> What is needed
Exactly repeat the full listing that follows.

> Data entries
-- start --
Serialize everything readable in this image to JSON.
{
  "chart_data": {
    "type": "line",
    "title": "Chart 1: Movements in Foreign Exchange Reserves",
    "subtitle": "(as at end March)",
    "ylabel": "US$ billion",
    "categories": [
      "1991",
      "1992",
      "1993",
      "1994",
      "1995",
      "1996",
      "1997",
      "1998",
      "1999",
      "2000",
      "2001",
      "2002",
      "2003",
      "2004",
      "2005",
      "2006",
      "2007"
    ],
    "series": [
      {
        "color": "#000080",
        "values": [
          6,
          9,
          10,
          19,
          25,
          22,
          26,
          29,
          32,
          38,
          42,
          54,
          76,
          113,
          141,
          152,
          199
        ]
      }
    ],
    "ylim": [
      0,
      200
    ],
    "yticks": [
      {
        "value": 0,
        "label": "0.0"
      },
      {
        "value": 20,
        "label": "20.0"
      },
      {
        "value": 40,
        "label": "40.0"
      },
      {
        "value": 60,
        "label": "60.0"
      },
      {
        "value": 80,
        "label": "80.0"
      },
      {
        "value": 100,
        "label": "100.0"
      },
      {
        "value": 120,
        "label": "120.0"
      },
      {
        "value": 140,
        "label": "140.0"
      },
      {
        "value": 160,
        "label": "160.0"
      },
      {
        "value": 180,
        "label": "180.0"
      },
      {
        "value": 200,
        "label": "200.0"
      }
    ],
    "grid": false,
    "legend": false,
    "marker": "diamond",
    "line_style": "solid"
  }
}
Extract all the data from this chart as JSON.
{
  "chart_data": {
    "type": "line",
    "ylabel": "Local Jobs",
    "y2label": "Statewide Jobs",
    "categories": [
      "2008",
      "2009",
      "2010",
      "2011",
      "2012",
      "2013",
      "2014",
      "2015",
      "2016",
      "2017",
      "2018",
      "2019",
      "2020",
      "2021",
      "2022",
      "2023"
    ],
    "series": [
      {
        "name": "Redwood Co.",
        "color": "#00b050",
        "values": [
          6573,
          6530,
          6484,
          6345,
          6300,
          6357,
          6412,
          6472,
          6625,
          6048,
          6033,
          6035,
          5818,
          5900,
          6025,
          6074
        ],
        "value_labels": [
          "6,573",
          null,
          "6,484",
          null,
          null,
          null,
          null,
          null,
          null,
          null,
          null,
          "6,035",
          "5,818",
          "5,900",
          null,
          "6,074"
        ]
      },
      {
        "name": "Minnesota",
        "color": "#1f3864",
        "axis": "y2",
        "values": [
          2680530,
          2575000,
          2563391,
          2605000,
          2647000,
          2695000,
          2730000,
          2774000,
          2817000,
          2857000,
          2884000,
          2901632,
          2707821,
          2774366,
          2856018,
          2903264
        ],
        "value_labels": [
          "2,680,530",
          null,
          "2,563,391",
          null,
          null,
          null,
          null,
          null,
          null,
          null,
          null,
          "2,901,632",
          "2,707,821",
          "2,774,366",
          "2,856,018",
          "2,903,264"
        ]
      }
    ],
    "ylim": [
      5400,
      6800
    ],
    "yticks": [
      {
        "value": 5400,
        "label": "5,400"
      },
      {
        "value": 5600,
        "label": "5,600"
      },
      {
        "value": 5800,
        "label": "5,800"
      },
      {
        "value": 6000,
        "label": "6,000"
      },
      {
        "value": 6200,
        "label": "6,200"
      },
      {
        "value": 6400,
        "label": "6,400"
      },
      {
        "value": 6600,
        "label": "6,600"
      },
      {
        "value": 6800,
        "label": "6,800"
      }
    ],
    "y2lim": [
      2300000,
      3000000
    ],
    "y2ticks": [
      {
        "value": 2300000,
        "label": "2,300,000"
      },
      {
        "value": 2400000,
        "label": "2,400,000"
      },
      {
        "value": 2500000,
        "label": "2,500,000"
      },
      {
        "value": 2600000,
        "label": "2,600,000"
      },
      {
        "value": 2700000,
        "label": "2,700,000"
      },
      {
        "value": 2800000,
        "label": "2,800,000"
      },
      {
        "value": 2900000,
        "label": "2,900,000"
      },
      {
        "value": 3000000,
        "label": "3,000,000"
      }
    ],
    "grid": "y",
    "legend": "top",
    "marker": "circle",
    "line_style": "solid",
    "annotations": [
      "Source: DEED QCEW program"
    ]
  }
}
-- end --
> Response to the exercise
Serialize everything readable in this image to JSON.
{
  "chart_data": {
    "type": "line",
    "title": "Chart 1: Movements in Foreign Exchange Reserves",
    "subtitle": "(as at end March)",
    "ylabel": "US$ billion",
    "categories": [
      "1991",
      "1992",
      "1993",
      "1994",
      "1995",
      "1996",
      "1997",
      "1998",
      "1999",
      "2000",
      "2001",
      "2002",
      "2003",
      "2004",
      "2005",
      "2006",
      "2007"
    ],
    "series": [
      {
        "color": "#000080",
        "values": [
          6,
          9,
          10,
          19,
          25,
          22,
          26,
          29,
          32,
          38,
          42,
          54,
          76,
          113,
          141,
          152,
          199
        ]
      }
    ],
    "ylim": [
      0,
      200
    ],
    "yticks": [
      {
        "value": 0,
        "label": "0.0"
      },
      {
        "value": 20,
        "label": "20.0"
      },
      {
        "value": 40,
        "label": "40.0"
      },
      {
        "value": 60,
        "label": "60.0"
      },
      {
        "value": 80,
        "label": "80.0"
      },
      {
        "value": 100,
        "label": "100.0"
      },
      {
        "value": 120,
        "label": "120.0"
      },
      {
        "value": 140,
        "label": "140.0"
      },
      {
        "value": 160,
        "label": "160.0"
      },
      {
        "value": 180,
        "label": "180.0"
      },
      {
        "value": 200,
        "label": "200.0"
      }
    ],
    "grid": false,
    "legend": false,
    "marker": "diamond",
    "line_style": "solid"
  }
}
Extract all the data from this chart as JSON.
{
  "chart_data": {
    "type": "line",
    "ylabel": "Local Jobs",
    "y2label": "Statewide Jobs",
    "categories": [
      "2008",
      "2009",
      "2010",
      "2011",
      "2012",
      "2013",
      "2014",
      "2015",
      "2016",
      "2017",
      "2018",
      "2019",
      "2020",
      "2021",
      "2022",
      "2023"
    ],
    "series": [
      {
        "name": "Redwood Co.",
        "color": "#00b050",
        "values": [
          6573,
          6530,
          6484,
          6345,
          6300,
          6357,
          6412,
          6472,
          6625,
          6048,
          6033,
          6035,
          5818,
          5900,
          6025,
          6074
        ],
        "value_labels": [
          "6,573",
          null,
          "6,484",
          null,
          null,
          null,
          null,
          null,
          null,
          null,
          null,
          "6,035",
          "5,818",
          "5,900",
          null,
          "6,074"
        ]
      },
      {
        "name": "Minnesota",
        "color": "#1f3864",
        "axis": "y2",
        "values": [
          2680530,
          2575000,
          2563391,
          2605000,
          2647000,
          2695000,
          2730000,
          2774000,
          2817000,
          2857000,
          2884000,
          2901632,
          2707821,
          2774366,
          2856018,
          2903264
        ],
        "value_labels": [
          "2,680,530",
          null,
          "2,563,391",
          null,
          null,
          null,
          null,
          null,
          null,
          null,
          null,
          "2,901,632",
          "2,707,821",
          "2,774,366",
          "2,856,018",
          "2,903,264"
        ]
      }
    ],
    "ylim": [
      5400,
      6800
    ],
    "yticks": [
      {
        "value": 5400,
        "label": "5,400"
      },
      {
        "value": 5600,
        "label": "5,600"
      },
      {
        "value": 5800,
        "label": "5,800"
      },
      {
        "value": 6000,
        "label": "6,000"
      },
      {
        "value": 6200,
        "label": "6,200"
      },
      {
        "value": 6400,
        "label": "6,400"
      },
      {
        "value": 6600,
        "label": "6,600"
      },
      {
        "value": 6800,
        "label": "6,800"
      }
    ],
    "y2lim": [
      2300000,
      3000000
    ],
    "y2ticks": [
      {
        "value": 2300000,
        "label": "2,300,000"
      },
      {
        "value": 2400000,
        "label": "2,400,000"
      },
      {
        "value": 2500000,
        "label": "2,500,000"
      },
      {
        "value": 2600000,
        "label": "2,600,000"
      },
      {
        "value": 2700000,
        "label": "2,700,000"
      },
      {
        "value": 2800000,
        "label": "2,800,000"
      },
      {
        "value": 2900000,
        "label": "2,900,000"
      },
      {
        "value": 3000000,
        "label": "3,000,000"
      }
    ],
    "grid": "y",
    "legend": "top",
    "marker": "circle",
    "line_style": "solid",
    "annotations": [
      "Source: DEED QCEW program"
    ]
  }
}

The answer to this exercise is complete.